THE PROBLEM:
Tally every line in the entries below that holds "Normal", then give only the total.

(Extracts from a graphics dataset)
=====
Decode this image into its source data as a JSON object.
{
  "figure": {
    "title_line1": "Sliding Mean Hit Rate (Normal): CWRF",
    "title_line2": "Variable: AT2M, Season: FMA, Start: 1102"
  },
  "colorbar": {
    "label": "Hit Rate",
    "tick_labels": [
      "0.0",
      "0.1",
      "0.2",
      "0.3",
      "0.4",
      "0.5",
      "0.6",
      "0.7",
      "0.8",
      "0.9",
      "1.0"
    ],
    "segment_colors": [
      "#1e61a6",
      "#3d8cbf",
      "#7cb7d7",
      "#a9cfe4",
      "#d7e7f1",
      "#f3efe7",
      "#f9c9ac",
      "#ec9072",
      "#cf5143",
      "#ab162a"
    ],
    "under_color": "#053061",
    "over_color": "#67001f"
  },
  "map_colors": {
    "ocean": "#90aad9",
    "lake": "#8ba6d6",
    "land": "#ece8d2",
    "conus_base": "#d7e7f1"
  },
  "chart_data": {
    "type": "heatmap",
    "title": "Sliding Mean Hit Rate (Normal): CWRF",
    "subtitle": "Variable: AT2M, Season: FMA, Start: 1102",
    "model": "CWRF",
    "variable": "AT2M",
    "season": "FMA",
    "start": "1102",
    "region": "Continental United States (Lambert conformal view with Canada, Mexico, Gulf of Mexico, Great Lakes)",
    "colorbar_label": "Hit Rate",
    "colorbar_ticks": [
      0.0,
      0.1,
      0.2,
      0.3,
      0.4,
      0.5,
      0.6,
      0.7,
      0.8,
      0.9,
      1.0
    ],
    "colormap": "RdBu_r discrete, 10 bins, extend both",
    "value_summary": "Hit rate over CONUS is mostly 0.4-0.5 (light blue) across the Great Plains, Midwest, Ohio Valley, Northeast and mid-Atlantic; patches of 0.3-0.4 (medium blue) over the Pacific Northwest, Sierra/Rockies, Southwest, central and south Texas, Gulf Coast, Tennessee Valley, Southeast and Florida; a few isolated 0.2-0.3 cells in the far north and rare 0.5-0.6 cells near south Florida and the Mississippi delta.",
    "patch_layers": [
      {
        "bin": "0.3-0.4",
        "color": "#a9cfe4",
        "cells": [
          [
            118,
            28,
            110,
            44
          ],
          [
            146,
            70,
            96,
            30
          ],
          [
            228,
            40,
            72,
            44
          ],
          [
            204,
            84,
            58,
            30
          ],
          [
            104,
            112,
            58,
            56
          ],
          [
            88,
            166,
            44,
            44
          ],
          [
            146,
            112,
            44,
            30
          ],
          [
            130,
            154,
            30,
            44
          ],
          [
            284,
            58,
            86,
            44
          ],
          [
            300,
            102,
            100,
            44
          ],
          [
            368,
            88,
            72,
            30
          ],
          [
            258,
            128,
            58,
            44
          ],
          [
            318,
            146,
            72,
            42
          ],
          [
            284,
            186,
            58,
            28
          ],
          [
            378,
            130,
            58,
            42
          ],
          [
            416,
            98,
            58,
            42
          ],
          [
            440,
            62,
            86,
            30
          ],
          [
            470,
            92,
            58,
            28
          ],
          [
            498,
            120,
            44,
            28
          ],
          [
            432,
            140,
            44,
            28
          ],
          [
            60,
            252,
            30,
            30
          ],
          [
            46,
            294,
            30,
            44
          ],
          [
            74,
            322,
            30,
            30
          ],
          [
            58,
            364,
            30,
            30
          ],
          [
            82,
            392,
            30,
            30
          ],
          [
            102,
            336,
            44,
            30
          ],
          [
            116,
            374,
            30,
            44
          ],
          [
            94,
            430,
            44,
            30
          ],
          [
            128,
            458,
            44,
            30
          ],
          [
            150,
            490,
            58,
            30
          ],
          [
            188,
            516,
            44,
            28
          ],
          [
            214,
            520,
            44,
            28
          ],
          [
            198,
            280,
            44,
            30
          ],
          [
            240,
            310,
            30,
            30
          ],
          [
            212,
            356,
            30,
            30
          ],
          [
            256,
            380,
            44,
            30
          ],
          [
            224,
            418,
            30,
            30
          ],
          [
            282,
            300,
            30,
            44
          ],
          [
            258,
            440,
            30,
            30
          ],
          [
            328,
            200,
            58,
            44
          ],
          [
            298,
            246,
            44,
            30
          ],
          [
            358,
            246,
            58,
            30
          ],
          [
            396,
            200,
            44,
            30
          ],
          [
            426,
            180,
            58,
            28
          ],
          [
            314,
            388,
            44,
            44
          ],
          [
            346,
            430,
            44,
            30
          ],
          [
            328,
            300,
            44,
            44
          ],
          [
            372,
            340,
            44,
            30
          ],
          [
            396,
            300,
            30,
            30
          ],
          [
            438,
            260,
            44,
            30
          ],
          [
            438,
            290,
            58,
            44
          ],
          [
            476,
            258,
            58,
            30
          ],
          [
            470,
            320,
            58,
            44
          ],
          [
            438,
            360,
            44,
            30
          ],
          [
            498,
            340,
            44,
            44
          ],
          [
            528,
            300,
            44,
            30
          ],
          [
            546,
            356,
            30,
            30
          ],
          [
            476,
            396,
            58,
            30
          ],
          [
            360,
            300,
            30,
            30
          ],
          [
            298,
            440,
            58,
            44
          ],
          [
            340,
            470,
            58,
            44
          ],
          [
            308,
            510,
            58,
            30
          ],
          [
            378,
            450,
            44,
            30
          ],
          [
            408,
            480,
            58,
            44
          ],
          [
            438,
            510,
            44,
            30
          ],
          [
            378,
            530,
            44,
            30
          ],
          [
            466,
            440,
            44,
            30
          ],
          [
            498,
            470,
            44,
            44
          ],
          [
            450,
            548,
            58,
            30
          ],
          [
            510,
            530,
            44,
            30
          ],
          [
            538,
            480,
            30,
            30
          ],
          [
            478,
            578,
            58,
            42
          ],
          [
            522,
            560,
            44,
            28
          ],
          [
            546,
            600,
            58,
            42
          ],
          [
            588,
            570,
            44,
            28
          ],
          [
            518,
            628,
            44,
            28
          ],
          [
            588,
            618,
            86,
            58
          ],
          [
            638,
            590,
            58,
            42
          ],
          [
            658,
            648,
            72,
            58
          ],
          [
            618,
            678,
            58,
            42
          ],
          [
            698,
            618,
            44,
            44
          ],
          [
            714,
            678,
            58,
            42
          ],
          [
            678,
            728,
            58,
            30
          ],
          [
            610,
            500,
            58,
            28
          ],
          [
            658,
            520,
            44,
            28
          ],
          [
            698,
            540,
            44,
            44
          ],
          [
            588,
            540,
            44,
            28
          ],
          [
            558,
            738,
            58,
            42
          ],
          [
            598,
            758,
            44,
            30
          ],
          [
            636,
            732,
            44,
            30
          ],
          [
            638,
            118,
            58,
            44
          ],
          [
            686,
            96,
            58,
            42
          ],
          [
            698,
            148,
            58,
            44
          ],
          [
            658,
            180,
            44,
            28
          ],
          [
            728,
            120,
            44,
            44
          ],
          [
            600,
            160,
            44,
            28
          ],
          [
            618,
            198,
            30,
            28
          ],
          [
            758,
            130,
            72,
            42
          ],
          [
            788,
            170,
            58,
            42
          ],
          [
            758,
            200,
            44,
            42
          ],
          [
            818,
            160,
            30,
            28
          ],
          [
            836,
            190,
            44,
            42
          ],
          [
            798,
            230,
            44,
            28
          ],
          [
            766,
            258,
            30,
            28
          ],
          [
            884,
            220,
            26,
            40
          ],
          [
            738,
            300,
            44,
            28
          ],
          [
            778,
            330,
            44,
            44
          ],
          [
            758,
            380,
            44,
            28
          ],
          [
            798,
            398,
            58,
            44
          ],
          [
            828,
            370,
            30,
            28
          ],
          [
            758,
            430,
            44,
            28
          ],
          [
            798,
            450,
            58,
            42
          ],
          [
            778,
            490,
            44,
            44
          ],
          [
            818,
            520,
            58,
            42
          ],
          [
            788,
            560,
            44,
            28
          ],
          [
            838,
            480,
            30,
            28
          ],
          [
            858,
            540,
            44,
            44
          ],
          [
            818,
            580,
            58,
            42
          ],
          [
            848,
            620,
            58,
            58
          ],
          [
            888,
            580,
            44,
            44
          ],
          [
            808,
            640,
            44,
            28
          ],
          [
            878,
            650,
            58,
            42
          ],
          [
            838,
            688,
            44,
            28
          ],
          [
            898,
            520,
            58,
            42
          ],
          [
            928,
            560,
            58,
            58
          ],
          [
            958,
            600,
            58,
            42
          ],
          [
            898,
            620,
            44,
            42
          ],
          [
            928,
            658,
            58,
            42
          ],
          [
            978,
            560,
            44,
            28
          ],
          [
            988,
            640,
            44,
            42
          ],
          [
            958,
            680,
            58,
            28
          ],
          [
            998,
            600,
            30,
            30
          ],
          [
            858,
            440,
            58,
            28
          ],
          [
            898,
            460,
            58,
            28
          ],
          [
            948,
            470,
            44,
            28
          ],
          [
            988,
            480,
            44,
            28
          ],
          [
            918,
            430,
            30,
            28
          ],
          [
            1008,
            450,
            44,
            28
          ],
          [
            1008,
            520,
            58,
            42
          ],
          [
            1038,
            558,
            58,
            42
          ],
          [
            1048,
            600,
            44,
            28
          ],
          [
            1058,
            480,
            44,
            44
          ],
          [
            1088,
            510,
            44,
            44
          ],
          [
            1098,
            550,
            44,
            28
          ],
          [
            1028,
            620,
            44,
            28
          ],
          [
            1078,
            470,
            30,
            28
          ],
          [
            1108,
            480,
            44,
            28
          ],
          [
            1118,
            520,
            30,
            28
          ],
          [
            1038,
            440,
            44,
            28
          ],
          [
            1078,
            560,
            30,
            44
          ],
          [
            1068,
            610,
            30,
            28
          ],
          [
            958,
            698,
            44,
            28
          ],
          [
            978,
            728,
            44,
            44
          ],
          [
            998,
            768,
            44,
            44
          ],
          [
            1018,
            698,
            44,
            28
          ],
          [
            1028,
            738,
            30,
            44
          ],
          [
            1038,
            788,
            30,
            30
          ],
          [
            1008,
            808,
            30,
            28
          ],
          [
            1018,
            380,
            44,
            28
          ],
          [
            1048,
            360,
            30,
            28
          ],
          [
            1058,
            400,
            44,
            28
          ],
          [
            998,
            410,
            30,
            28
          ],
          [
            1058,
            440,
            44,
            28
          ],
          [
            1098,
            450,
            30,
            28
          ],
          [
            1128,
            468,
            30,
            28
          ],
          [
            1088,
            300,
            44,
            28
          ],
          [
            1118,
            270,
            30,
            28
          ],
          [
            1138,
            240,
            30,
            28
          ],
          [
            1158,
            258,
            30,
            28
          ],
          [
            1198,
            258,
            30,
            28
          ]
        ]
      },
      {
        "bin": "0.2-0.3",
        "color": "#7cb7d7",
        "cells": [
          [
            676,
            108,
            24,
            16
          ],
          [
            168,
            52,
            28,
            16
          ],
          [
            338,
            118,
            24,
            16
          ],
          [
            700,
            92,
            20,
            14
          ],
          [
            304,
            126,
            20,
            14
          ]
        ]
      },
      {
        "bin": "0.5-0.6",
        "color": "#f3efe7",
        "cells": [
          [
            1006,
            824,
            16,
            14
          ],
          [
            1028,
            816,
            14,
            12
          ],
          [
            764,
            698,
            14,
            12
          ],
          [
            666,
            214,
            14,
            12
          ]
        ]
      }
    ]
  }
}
=====
SOLUTION FOR THIS TASK:
2